Description of the task =>
Would it be possible to write out each entry below exactly, without the pictures?

Stored records
· · · · ·
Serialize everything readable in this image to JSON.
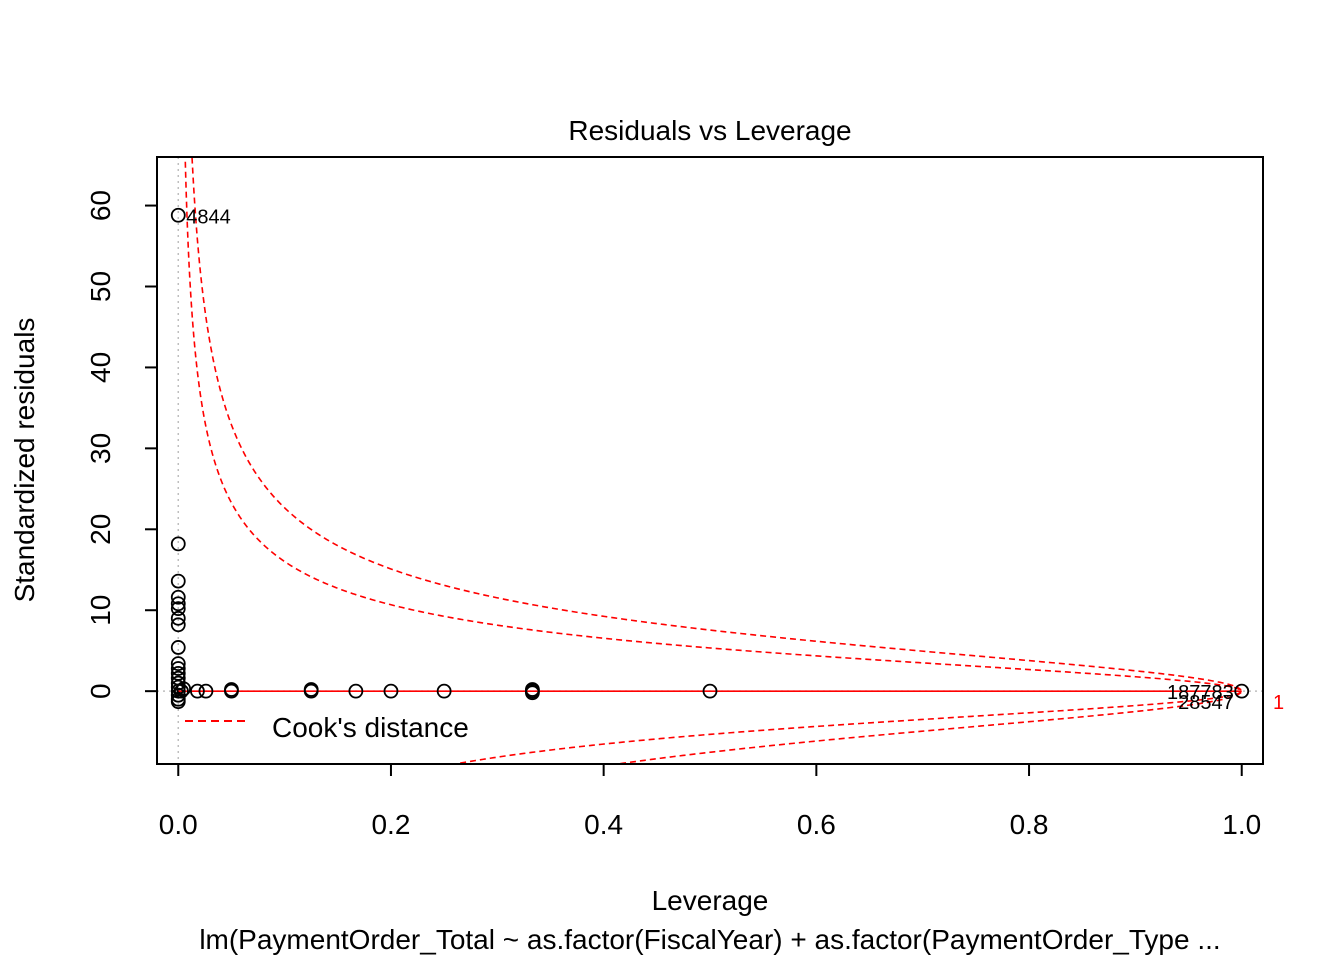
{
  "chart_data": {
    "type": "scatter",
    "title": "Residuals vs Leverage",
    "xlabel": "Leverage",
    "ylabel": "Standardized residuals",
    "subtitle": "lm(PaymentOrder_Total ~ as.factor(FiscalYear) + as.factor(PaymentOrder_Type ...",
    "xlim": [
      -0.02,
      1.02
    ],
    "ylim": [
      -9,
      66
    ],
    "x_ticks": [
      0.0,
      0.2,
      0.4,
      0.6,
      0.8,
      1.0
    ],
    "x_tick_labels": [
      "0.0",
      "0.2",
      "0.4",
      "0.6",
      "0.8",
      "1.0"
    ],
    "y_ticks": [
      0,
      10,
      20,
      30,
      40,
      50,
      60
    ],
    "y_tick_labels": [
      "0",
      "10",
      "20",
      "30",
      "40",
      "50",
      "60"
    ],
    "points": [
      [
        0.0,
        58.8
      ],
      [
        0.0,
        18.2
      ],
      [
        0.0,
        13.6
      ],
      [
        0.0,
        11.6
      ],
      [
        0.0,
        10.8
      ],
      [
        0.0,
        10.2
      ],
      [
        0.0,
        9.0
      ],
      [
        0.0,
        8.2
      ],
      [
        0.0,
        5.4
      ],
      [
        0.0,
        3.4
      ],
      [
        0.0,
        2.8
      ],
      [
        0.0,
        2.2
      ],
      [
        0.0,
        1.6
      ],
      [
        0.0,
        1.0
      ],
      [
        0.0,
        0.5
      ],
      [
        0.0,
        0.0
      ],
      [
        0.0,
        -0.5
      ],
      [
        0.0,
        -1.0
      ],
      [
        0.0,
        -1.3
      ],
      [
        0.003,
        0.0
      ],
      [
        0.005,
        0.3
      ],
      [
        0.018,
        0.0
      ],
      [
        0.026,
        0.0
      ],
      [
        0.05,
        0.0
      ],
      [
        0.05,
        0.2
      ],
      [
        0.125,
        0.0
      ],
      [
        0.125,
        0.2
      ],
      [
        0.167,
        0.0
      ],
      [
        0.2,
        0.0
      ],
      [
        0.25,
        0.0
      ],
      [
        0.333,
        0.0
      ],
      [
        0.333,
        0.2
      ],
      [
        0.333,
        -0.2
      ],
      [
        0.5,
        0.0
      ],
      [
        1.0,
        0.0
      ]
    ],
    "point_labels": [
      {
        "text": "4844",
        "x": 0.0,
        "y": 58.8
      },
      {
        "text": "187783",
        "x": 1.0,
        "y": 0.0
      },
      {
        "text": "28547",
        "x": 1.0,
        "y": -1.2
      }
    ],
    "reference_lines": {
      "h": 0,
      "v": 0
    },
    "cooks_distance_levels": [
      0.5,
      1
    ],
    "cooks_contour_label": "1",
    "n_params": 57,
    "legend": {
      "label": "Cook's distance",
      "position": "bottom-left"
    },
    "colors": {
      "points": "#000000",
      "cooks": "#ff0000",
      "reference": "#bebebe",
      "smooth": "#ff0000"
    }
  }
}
· · · · ·
Output for this exercise =>
Serialize everything readable in this image to JSON.
{
  "chart_data": {
    "type": "scatter",
    "title": "Residuals vs Leverage",
    "xlabel": "Leverage",
    "ylabel": "Standardized residuals",
    "subtitle": "lm(PaymentOrder_Total ~ as.factor(FiscalYear) + as.factor(PaymentOrder_Type ...",
    "xlim": [
      -0.02,
      1.02
    ],
    "ylim": [
      -9,
      66
    ],
    "x_ticks": [
      0.0,
      0.2,
      0.4,
      0.6,
      0.8,
      1.0
    ],
    "x_tick_labels": [
      "0.0",
      "0.2",
      "0.4",
      "0.6",
      "0.8",
      "1.0"
    ],
    "y_ticks": [
      0,
      10,
      20,
      30,
      40,
      50,
      60
    ],
    "y_tick_labels": [
      "0",
      "10",
      "20",
      "30",
      "40",
      "50",
      "60"
    ],
    "points": [
      [
        0.0,
        58.8
      ],
      [
        0.0,
        18.2
      ],
      [
        0.0,
        13.6
      ],
      [
        0.0,
        11.6
      ],
      [
        0.0,
        10.8
      ],
      [
        0.0,
        10.2
      ],
      [
        0.0,
        9.0
      ],
      [
        0.0,
        8.2
      ],
      [
        0.0,
        5.4
      ],
      [
        0.0,
        3.4
      ],
      [
        0.0,
        2.8
      ],
      [
        0.0,
        2.2
      ],
      [
        0.0,
        1.6
      ],
      [
        0.0,
        1.0
      ],
      [
        0.0,
        0.5
      ],
      [
        0.0,
        0.0
      ],
      [
        0.0,
        -0.5
      ],
      [
        0.0,
        -1.0
      ],
      [
        0.0,
        -1.3
      ],
      [
        0.003,
        0.0
      ],
      [
        0.005,
        0.3
      ],
      [
        0.018,
        0.0
      ],
      [
        0.026,
        0.0
      ],
      [
        0.05,
        0.0
      ],
      [
        0.05,
        0.2
      ],
      [
        0.125,
        0.0
      ],
      [
        0.125,
        0.2
      ],
      [
        0.167,
        0.0
      ],
      [
        0.2,
        0.0
      ],
      [
        0.25,
        0.0
      ],
      [
        0.333,
        0.0
      ],
      [
        0.333,
        0.2
      ],
      [
        0.333,
        -0.2
      ],
      [
        0.5,
        0.0
      ],
      [
        1.0,
        0.0
      ]
    ],
    "point_labels": [
      {
        "text": "4844",
        "x": 0.0,
        "y": 58.8
      },
      {
        "text": "187783",
        "x": 1.0,
        "y": 0.0
      },
      {
        "text": "28547",
        "x": 1.0,
        "y": -1.2
      }
    ],
    "reference_lines": {
      "h": 0,
      "v": 0
    },
    "cooks_distance_levels": [
      0.5,
      1
    ],
    "cooks_contour_label": "1",
    "n_params": 57,
    "legend": {
      "label": "Cook's distance",
      "position": "bottom-left"
    },
    "colors": {
      "points": "#000000",
      "cooks": "#ff0000",
      "reference": "#bebebe",
      "smooth": "#ff0000"
    }
  }
}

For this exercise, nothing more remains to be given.